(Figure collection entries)
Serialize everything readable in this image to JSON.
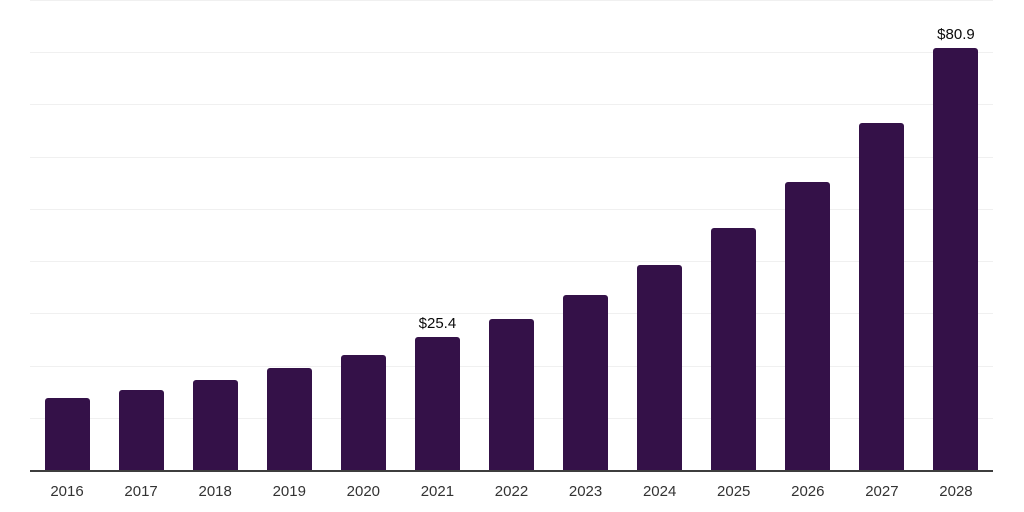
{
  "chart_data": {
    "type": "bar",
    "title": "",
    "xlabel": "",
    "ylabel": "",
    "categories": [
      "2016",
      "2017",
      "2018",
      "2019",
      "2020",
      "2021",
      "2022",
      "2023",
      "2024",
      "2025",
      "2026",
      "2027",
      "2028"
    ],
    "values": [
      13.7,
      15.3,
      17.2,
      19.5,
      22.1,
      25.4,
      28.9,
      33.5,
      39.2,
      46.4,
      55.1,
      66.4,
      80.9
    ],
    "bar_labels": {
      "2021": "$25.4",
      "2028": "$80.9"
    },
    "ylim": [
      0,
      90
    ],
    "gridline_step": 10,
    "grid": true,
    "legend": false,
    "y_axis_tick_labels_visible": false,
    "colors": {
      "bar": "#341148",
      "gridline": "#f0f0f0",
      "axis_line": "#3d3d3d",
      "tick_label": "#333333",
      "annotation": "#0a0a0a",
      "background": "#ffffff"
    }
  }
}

Task objective
All of the entries above should be copied exactly, except for the pictures.

The result
Serialize everything readable in this image to JSON.
{
  "chart_data": {
    "type": "bar",
    "title": "",
    "xlabel": "",
    "ylabel": "",
    "categories": [
      "2016",
      "2017",
      "2018",
      "2019",
      "2020",
      "2021",
      "2022",
      "2023",
      "2024",
      "2025",
      "2026",
      "2027",
      "2028"
    ],
    "values": [
      13.7,
      15.3,
      17.2,
      19.5,
      22.1,
      25.4,
      28.9,
      33.5,
      39.2,
      46.4,
      55.1,
      66.4,
      80.9
    ],
    "bar_labels": {
      "2021": "$25.4",
      "2028": "$80.9"
    },
    "ylim": [
      0,
      90
    ],
    "gridline_step": 10,
    "grid": true,
    "legend": false,
    "y_axis_tick_labels_visible": false,
    "colors": {
      "bar": "#341148",
      "gridline": "#f0f0f0",
      "axis_line": "#3d3d3d",
      "tick_label": "#333333",
      "annotation": "#0a0a0a",
      "background": "#ffffff"
    }
  }
}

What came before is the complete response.